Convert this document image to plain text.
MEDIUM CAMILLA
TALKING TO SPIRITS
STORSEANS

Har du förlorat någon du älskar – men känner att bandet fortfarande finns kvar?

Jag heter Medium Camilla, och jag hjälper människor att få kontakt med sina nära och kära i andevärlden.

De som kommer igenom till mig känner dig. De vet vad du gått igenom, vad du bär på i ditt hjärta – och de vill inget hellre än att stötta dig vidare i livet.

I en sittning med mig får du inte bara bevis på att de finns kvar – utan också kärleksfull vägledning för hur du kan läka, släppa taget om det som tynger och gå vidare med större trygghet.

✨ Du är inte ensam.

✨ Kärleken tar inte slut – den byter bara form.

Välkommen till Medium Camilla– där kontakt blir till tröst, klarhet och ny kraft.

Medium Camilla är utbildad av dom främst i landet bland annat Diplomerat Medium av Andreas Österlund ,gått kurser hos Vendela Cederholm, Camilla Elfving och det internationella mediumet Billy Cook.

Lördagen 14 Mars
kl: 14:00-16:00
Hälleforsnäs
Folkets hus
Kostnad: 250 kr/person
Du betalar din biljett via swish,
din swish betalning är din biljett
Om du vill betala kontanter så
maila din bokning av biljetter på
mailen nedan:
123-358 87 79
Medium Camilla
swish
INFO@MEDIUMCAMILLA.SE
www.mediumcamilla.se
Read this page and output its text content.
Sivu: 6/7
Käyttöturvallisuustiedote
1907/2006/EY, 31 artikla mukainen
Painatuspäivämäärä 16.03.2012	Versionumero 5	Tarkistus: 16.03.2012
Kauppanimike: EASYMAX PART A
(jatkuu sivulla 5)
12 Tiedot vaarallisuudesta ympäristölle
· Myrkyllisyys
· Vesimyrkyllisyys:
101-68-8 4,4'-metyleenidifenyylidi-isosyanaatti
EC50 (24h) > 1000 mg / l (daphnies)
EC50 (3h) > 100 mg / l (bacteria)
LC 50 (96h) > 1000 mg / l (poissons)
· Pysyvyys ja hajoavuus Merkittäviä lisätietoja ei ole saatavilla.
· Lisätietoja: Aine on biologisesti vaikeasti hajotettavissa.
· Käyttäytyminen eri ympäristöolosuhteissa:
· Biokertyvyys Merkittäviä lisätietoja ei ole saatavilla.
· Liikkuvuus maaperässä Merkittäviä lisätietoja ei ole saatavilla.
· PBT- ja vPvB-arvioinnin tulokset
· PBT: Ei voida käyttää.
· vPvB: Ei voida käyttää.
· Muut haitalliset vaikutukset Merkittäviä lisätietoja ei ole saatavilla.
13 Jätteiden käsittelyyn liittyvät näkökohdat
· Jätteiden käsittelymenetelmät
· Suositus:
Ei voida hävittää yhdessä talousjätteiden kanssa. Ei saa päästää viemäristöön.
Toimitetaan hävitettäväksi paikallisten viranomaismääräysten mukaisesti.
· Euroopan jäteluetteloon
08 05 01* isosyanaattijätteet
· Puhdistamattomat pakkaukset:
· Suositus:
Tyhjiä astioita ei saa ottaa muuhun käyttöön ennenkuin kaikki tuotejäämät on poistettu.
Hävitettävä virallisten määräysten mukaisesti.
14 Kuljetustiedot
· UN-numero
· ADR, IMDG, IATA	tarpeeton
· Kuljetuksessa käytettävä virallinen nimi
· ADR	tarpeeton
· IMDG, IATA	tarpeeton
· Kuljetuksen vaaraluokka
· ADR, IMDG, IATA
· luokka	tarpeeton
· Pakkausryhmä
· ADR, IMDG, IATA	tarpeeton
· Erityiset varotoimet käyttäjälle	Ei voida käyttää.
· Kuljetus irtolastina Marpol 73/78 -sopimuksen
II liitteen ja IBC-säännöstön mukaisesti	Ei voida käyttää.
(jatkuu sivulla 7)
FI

○ ○ ○ ○

Work instruction -
Print all records shown above, word for word.

Exercise solution -
Convert this document image to plain text.
MEDIUM CAMILLA
TALKING TO SPIRITS
STORSEANS

Har du förlorat någon du älskar – men känner att bandet fortfarande finns kvar?

Jag heter Medium Camilla, och jag hjälper människor att få kontakt med sina nära och kära i andevärlden.

De som kommer igenom till mig känner dig. De vet vad du gått igenom, vad du bär på i ditt hjärta – och de vill inget hellre än att stötta dig vidare i livet.

I en sittning med mig får du inte bara bevis på att de finns kvar – utan också kärleksfull vägledning för hur du kan läka, släppa taget om det som tynger och gå vidare med större trygghet.

✨ Du är inte ensam.

✨ Kärleken tar inte slut – den byter bara form.

Välkommen till Medium Camilla– där kontakt blir till tröst, klarhet och ny kraft.

Medium Camilla är utbildad av dom främst i landet bland annat Diplomerat Medium av Andreas Österlund ,gått kurser hos Vendela Cederholm, Camilla Elfving och det internationella mediumet Billy Cook.

Lördagen 14 Mars
kl: 14:00-16:00
Hälleforsnäs
Folkets hus
Kostnad: 250 kr/person
Du betalar din biljett via swish,
din swish betalning är din biljett
Om du vill betala kontanter så
maila din bokning av biljetter på
mailen nedan:
123-358 87 79
Medium Camilla
swish
INFO@MEDIUMCAMILLA.SE
www.mediumcamilla.se
Read this page and output its text content.
Sivu: 6/7
Käyttöturvallisuustiedote
1907/2006/EY, 31 artikla mukainen
Painatuspäivämäärä 16.03.2012	Versionumero 5	Tarkistus: 16.03.2012
Kauppanimike: EASYMAX PART A
(jatkuu sivulla 5)
12 Tiedot vaarallisuudesta ympäristölle
· Myrkyllisyys
· Vesimyrkyllisyys:
101-68-8 4,4'-metyleenidifenyylidi-isosyanaatti
EC50 (24h) > 1000 mg / l (daphnies)
EC50 (3h) > 100 mg / l (bacteria)
LC 50 (96h) > 1000 mg / l (poissons)
· Pysyvyys ja hajoavuus Merkittäviä lisätietoja ei ole saatavilla.
· Lisätietoja: Aine on biologisesti vaikeasti hajotettavissa.
· Käyttäytyminen eri ympäristöolosuhteissa:
· Biokertyvyys Merkittäviä lisätietoja ei ole saatavilla.
· Liikkuvuus maaperässä Merkittäviä lisätietoja ei ole saatavilla.
· PBT- ja vPvB-arvioinnin tulokset
· PBT: Ei voida käyttää.
· vPvB: Ei voida käyttää.
· Muut haitalliset vaikutukset Merkittäviä lisätietoja ei ole saatavilla.
13 Jätteiden käsittelyyn liittyvät näkökohdat
· Jätteiden käsittelymenetelmät
· Suositus:
Ei voida hävittää yhdessä talousjätteiden kanssa. Ei saa päästää viemäristöön.
Toimitetaan hävitettäväksi paikallisten viranomaismääräysten mukaisesti.
· Euroopan jäteluetteloon
08 05 01* isosyanaattijätteet
· Puhdistamattomat pakkaukset:
· Suositus:
Tyhjiä astioita ei saa ottaa muuhun käyttöön ennenkuin kaikki tuotejäämät on poistettu.
Hävitettävä virallisten määräysten mukaisesti.
14 Kuljetustiedot
· UN-numero
· ADR, IMDG, IATA	tarpeeton
· Kuljetuksessa käytettävä virallinen nimi
· ADR	tarpeeton
· IMDG, IATA	tarpeeton
· Kuljetuksen vaaraluokka
· ADR, IMDG, IATA
· luokka	tarpeeton
· Pakkausryhmä
· ADR, IMDG, IATA	tarpeeton
· Erityiset varotoimet käyttäjälle	Ei voida käyttää.
· Kuljetus irtolastina Marpol 73/78 -sopimuksen
II liitteen ja IBC-säännöstön mukaisesti	Ei voida käyttää.
(jatkuu sivulla 7)
FI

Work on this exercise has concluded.